TO-DO LIST >>
**a.** Transcribe the Volkan Ş. Ediger biography between "After working as" and "three Turkish presidents.", inclusive.
**b.** Please pick up the Volkan Ş. Ediger biography after its final sentence and keep writing it.

SELECTION >>
==*==
- Born: 25 September 1953 (age 73) Ereğli, Turkey
- Occupations: Energy Adviser to the President of Turkey, Professor of Energy Systems Engineering
- Writing career
- Notable awards: Turkish Journalists Association Sedat Simavi Social Sciences Award(2006) Middle East Technical University Best Thesis Supervisor Award (2006) Turkish Association of Petroleum Geologists Cevat Eyüp Taşman Award (2007)

= Volkan Ş. Ediger =

Turkish scientist and writer

Volkan Ş. Ediger (born 1953, Ereğli, Konya) is a Turkish scientist, writer and bureaucrat. After graduating from the Middle East Technical University, he earned his PhD from the Pennsylvania State University in 1986. His training is in geology, geochemistry, and palynology.

After working as an oil and coal geologist in industry for some years his interest was switched into several energy issues, including energy resources, economics, policy, security and geopolitics.

Ediger's professional career has been shaped by research, teaching and consultancy simultaneously carried out at industry, university and government. Assigned as the first Energy Adviser to the President of Turkish Republic in 1998 and has worked for a total of twelve years with three Turkish presidents.

He was awarded the Sedat Simavi Social Sciences Award in 2006 for his book Neft and Petroleum in the Ottoman Empire. He was the first recipient of the Turkish Association of Petroleum Geologists’ Cevat Eyüp Taşman Award in 2007. He was listed in Top 10 Most Influential Voices in the Power Generation Today by POWER-GEN Europe in 2013.

He is the founder and president of the Energy and Climate Change Foundation (ENIVA) and founding executive committee of the Sustainable Production and Consumption Association (SUT-D), the first NGOs to be working in energy sustainability and climate change in Turkey. He served as the General Chair of ICE 2014, which was held by the American Association of Petroleum Geologists (AAPG) in 2014 in Istanbul and 5th Multinational Energy and Value Conference, which was held in İstanbul in 2015.

He moderated the forum for “The Big Energy Question: Powering Our Urban Future” as part of “The Great Energy Challenge”, a National Geographic Society Initiative organized in partnership with Shell in 2014 in Istanbul after Washington, D.C., and in London.
==*==
SUPPLIED DATA >>

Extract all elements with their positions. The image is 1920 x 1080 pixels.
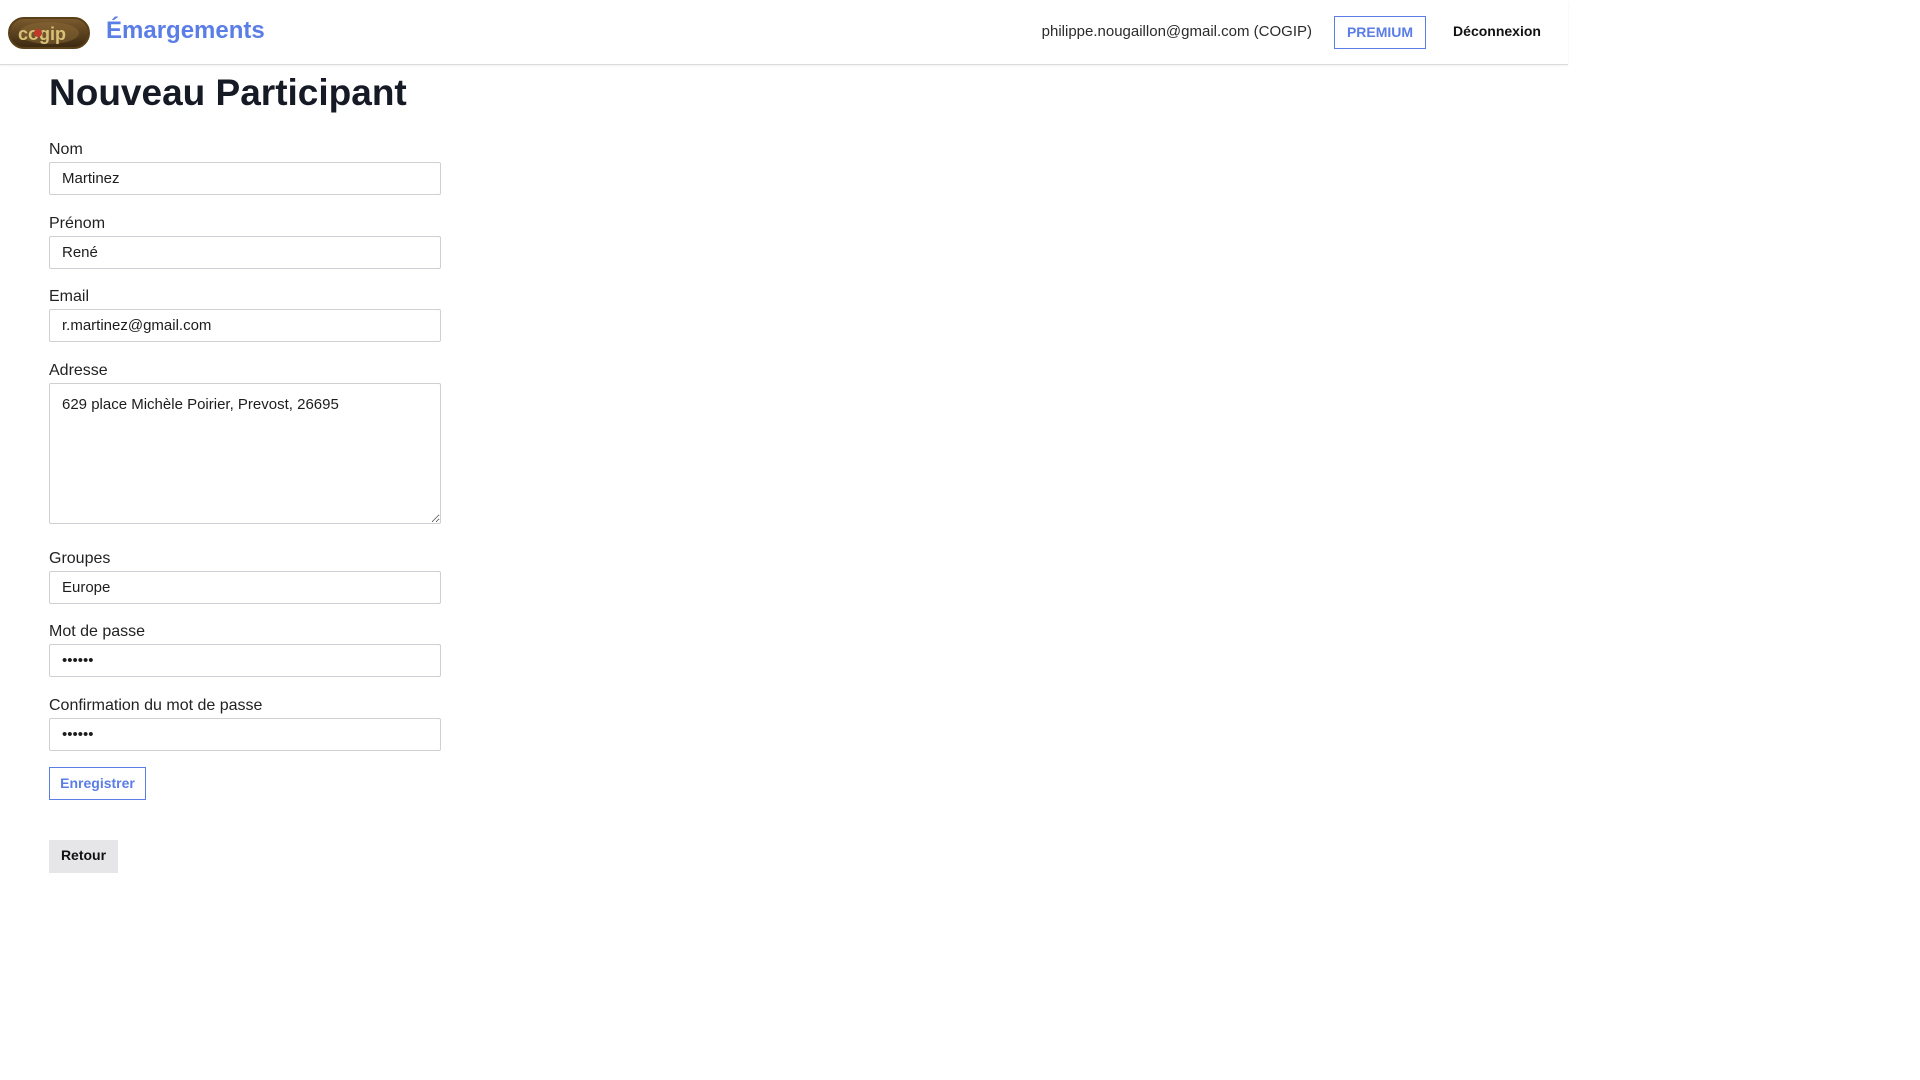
nom-label: Nom — [49, 141, 83, 158]
save-button[interactable]: Enregistrer — [49, 767, 146, 800]
email-label: Email — [49, 288, 90, 305]
back-button[interactable]: Retour — [49, 840, 118, 873]
top-navbar: cogip Émargements philippe.nougaillon@gm… — [0, 0, 1568, 65]
app-title[interactable]: Émargements — [106, 14, 265, 48]
prenom-label: Prénom — [49, 215, 106, 232]
adresse-textarea[interactable]: 629 place Michèle Poirier, Prevost, 2669… — [49, 383, 441, 524]
groupes-label: Groupes — [49, 550, 111, 567]
password-input[interactable] — [49, 644, 441, 677]
logout-button[interactable]: Déconnexion — [1444, 16, 1550, 49]
email-input[interactable] — [49, 309, 441, 342]
cogip-logo[interactable]: cogip — [8, 17, 90, 49]
password-label: Mot de passe — [49, 623, 146, 640]
prenom-input[interactable] — [49, 236, 441, 269]
adresse-label: Adresse — [49, 362, 108, 379]
cogip-logo-icon: cogip — [18, 22, 79, 44]
password-confirmation-label: Confirmation du mot de passe — [49, 697, 263, 714]
page-title: Nouveau Participant — [49, 72, 407, 113]
password-confirmation-input[interactable] — [49, 718, 441, 751]
cogip-logo-text: cogip — [18, 24, 66, 44]
premium-button[interactable]: PREMIUM — [1334, 16, 1426, 49]
groupes-input[interactable] — [49, 571, 441, 604]
user-email: philippe.nougaillon@gmail.com (COGIP) — [1041, 23, 1312, 40]
nom-input[interactable] — [49, 162, 441, 195]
==*==
THE RESULTS >>
**a.**
After working as an oil and coal geologist in industry for some years his interest was switched into several energy issues, including energy resources, economics, policy, security and geopolitics.

Ediger's professional career has been shaped by research, teaching and consultancy simultaneously carried out at industry, university and government. Assigned as the first Energy Adviser to the President of Turkish Republic in 1998 and has worked for a total of twelve years with three Turkish presidents.

**b.**
== Academic career ==
Ediger completed his B.Sc. (1976) and M.Sc. (1980) studies at Geological Engineering Department of the Middle East Technical University (METU), Turkey and Ph.D. at the Department of Geosciences of the Pennsylvania State University (PSU), USA in 1986. He was appointed associate professor in 1992, and full professor in 2010.

Ediger began his academic studies as teaching assistant in METU in 1976-77, and continued in PSU as research and teaching assistants and laboratory coordinator between 1982 and 1985. He has taught undergraduate and graduate courses on energy-related subjects.

Ediger became Professor of Energy Economics at Izmir University of Economics in 2010. He served there as Founding Director of Research and Graduate Policies (ALP) and Founding Chairman of Sustainable Energy Master Programme in addition to several other committees and boards. He has been working as Professor of Energy Systems Engineering and also as the head of the department at Kadir Has University (KHAS) since 2011. He was Founding Coordinator of Strategy Development and Research Office (STRAR) and Founding Director of Center for Energy and Sustainable Development (CESD).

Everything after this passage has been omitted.